Rachael Lavelle: I was on the Luas and I heard her voice. It was, like, ‘Okay, light-bulb moment: she’s perfect’

When the singer wanted to tie her excellent debut album together, she went to the woman whose voice is used on Dublin’s tram system


Rachael Lavelle was quite young when she noticed something about herself, although it was only recently that someone else pointed it out to her.

“Someone said to me the other week that I speak in the same register as other people yawn,” she says, laughing, over a cup of tea in a Dublin cafe that’s quiet before the lunchtime rush. “I always remember thinking that my speaking voice was really strange. It was much lower than everyone else’s. And then I went to a singing teacher, and I was singing for soprano. I was, like, ‘Where can we meet in the middle?’ So when I started writing my own music I was able to explore my voice in a different way.”

• [SHORT TASK 1] Render the records, from their first line through the line containing "Segment this screenshot: for", as a JSON list of strings, one string per line with blank lines omitted. Leave out the pictures.
The article above and the records that come next are unrelated to each other.

• [DATA SECTION]

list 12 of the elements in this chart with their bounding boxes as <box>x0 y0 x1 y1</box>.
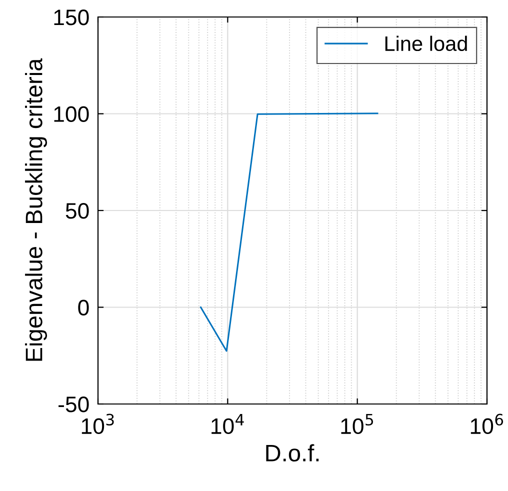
y-tick-label: -50 <box>58 396 89 412</box>
legend-label: Line load <box>385 36 467 52</box>
y-tick-label: 50 <box>66 203 89 219</box>
x-axis-title: D.o.f. <box>266 444 319 462</box>
y-tick-label: 0 <box>78 300 89 316</box>
y-tick-label: 150 <box>54 10 89 26</box>
x-tick-label: 10$^{3}$ <box>82 414 114 434</box>
x-tick-label: 10$^{5}$ <box>341 414 374 434</box>
y-tick-label: 100 <box>54 106 89 122</box>
x-tick-label: 10$^{6}$ <box>470 414 504 434</box>
x-tick-label: 10$^{4}$ <box>212 414 244 434</box>
y-axis-title: Eigenvalue - Buckling criteria <box>25 58 48 361</box>
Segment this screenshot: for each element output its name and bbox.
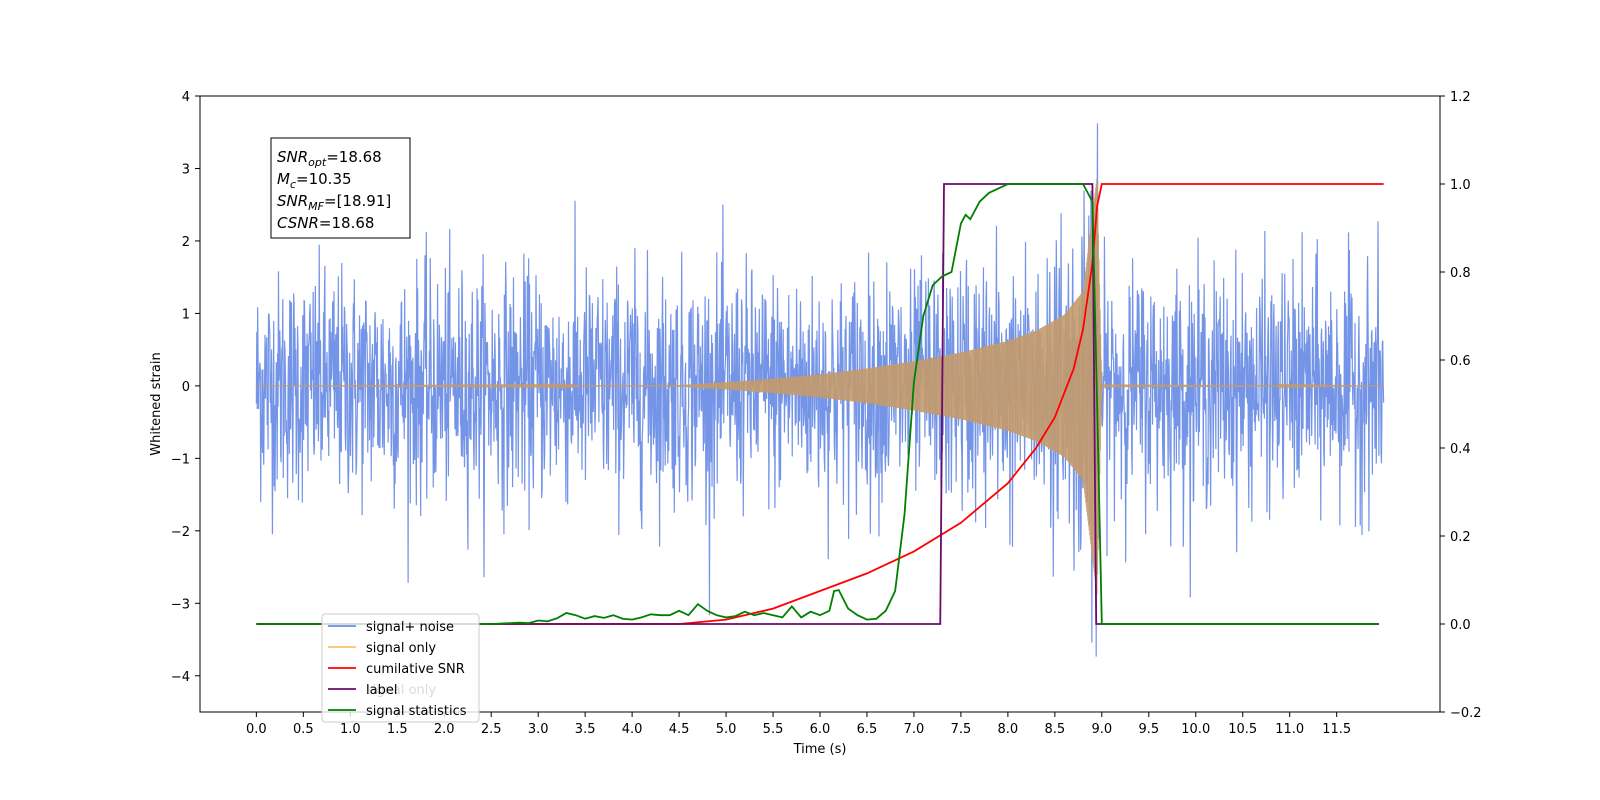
y2-tick-label: 0.4 (1450, 442, 1471, 457)
y2-tick-label: −0.2 (1450, 706, 1482, 721)
y-tick-label: 3 (182, 162, 190, 177)
x-tick-label: 7.5 (951, 722, 972, 737)
x-tick-label: 1.5 (387, 722, 408, 737)
y-tick-label: −4 (171, 670, 190, 685)
x-tick-label: 7.0 (904, 722, 925, 737)
x-tick-label: 8.5 (1045, 722, 1066, 737)
x-tick-label: 10.5 (1228, 722, 1257, 737)
series-signal-only-line (256, 178, 1384, 596)
legend-label: label (366, 683, 397, 698)
x-tick-label: 1.0 (340, 722, 361, 737)
y-tick-label: 4 (182, 90, 190, 105)
y-tick-label: 1 (182, 307, 190, 322)
x-tick-label: 2.5 (481, 722, 502, 737)
x-tick-label: 0.5 (293, 722, 314, 737)
x-tick-label: 4.0 (622, 722, 643, 737)
annotation-line: SNRopt=18.68 (277, 148, 382, 169)
x-tick-label: 2.0 (434, 722, 455, 737)
x-tick-label: 3.0 (528, 722, 549, 737)
annotation-frame (270, 137, 411, 239)
x-axis: 0.0 0.5 1.0 1.5 2.0 2.5 3.0 3.5 4.0 4.5 5.0 5.5 6.0 6… (246, 712, 1351, 737)
series-layer (255, 123, 1385, 657)
y2-tick-label: 0.8 (1450, 266, 1471, 281)
x-tick-label: 11.0 (1275, 722, 1304, 737)
x-tick-label: 6.5 (857, 722, 878, 737)
legend-label: cumilative SNR (366, 662, 465, 677)
y2-tick-label: 1.2 (1450, 90, 1471, 105)
y-axis-left: −4 −3 −2 −1 0 1 2 3 4 (171, 90, 200, 685)
legend-label: signal only (366, 641, 436, 656)
annotation-line: CSNR=18.68 (277, 214, 374, 232)
y-axis-right: −0.2 0.0 0.2 0.4 0.6 0.8 1.0 1.2 (1440, 90, 1482, 721)
stats-annotation-box: SNRopt=18.68Mc=10.35SNRMF=[18.91]CSNR=18… (270, 137, 411, 239)
annotation-line: SNRMF=[18.91] (277, 192, 391, 213)
x-tick-label: 6.0 (810, 722, 831, 737)
x-tick-label: 9.5 (1138, 722, 1159, 737)
x-tick-label: 9.0 (1091, 722, 1112, 737)
x-tick-label: 8.0 (998, 722, 1019, 737)
y-tick-label: −3 (171, 597, 190, 612)
legend-occluded-label: signal only (366, 683, 436, 698)
legend-label: signal+ noise (366, 620, 454, 635)
x-tick-label: 3.5 (575, 722, 596, 737)
legend-label: signal statistics (366, 704, 467, 719)
legend-frame (321, 613, 480, 723)
x-tick-label: 10.0 (1181, 722, 1210, 737)
y2-tick-label: 0.6 (1450, 354, 1471, 369)
y-axis-label: Whitened strain (149, 352, 164, 455)
y-tick-label: 0 (182, 380, 190, 395)
y-tick-label: −2 (171, 525, 190, 540)
annotation-line: Mc=10.35 (277, 170, 352, 191)
series-signal-statistics-line (256, 183, 1379, 625)
y2-tick-label: 0.0 (1450, 618, 1471, 633)
y2-tick-label: 1.0 (1450, 178, 1471, 193)
x-tick-label: 0.0 (246, 722, 267, 737)
x-tick-label: 11.5 (1322, 722, 1351, 737)
legend: signal+ noise signal only cumilative SNR la… (321, 613, 480, 723)
y-tick-label: 2 (182, 235, 190, 250)
x-tick-label: 5.0 (716, 722, 737, 737)
x-axis-label: Time (s) (793, 742, 847, 757)
y-tick-label: −1 (171, 452, 190, 467)
x-tick-label: 5.5 (763, 722, 784, 737)
y2-tick-label: 0.2 (1450, 530, 1471, 545)
x-tick-label: 4.5 (669, 722, 690, 737)
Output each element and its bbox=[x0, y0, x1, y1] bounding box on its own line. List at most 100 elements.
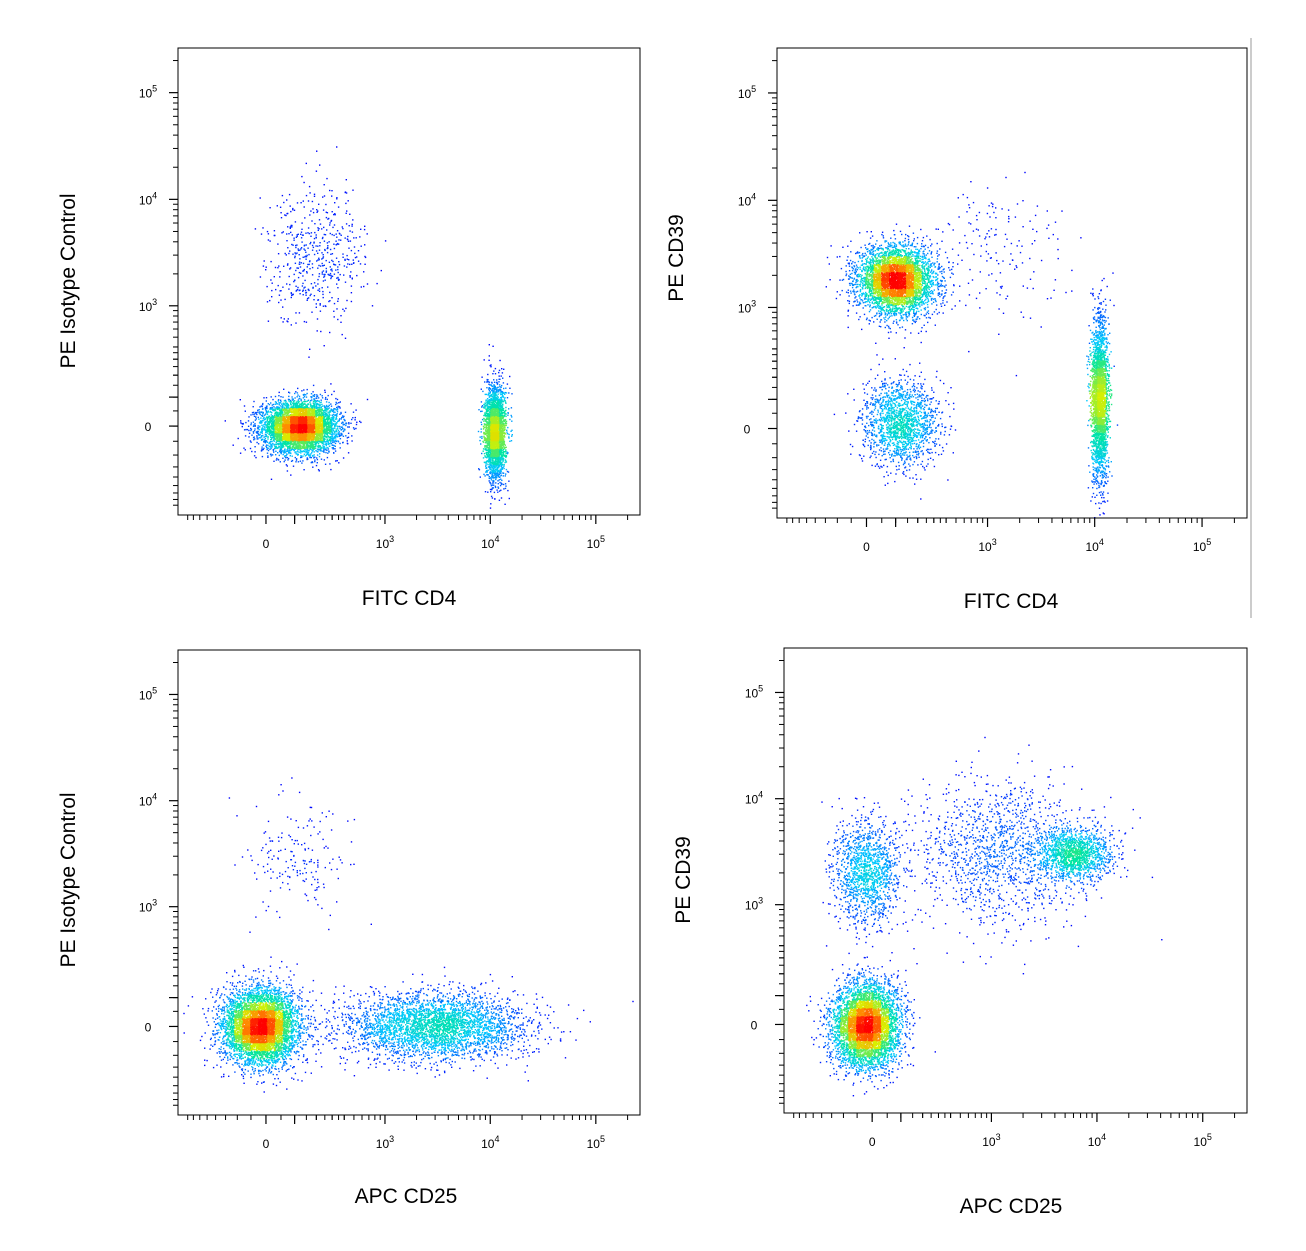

• [SHORT TASK 2] Quote the part of the Rachael Lavelle article that opens with the words "When the singer" and closes with "out to her.", copying it character for character.

• [EXERCISE OUTPUT 1]
[
  "list 12 of the elements in this chart with their bounding boxes as <box>x0 y0 x1 y1</box>.",
  "y-tick-label: -50 <box>58 396 89 412</box>",
  "legend-label: Line load <box>385 36 467 52</box>",
  "y-tick-label: 50 <box>66 203 89 219</box>",
  "x-axis-title: D.o.f. <box>266 444 319 462</box>",
  "y-tick-label: 0 <box>78 300 89 316</box>",
  "y-tick-label: 150 <box>54 10 89 26</box>",
  "x-tick-label: 10$^{3}$ <box>82 414 114 434</box>",
  "x-tick-label: 10$^{5}$ <box>341 414 374 434</box>",
  "y-tick-label: 100 <box>54 106 89 122</box>",
  "x-tick-label: 10$^{6}$ <box>470 414 504 434</box>",
  "x-tick-label: 10$^{4}$ <box>212 414 244 434</box>",
  "y-axis-title: Eigenvalue - Buckling criteria <box>25 58 48 361</box>",
  "Segment this screenshot: for each element output its name and bbox."
]

• [EXERCISE OUTPUT 2]
When the singer wanted to tie her excellent debut album together, she went to the woman whose voice is used on Dublin’s tram system


Rachael Lavelle was quite young when she noticed something about herself, although it was only recently that someone else pointed it out to her.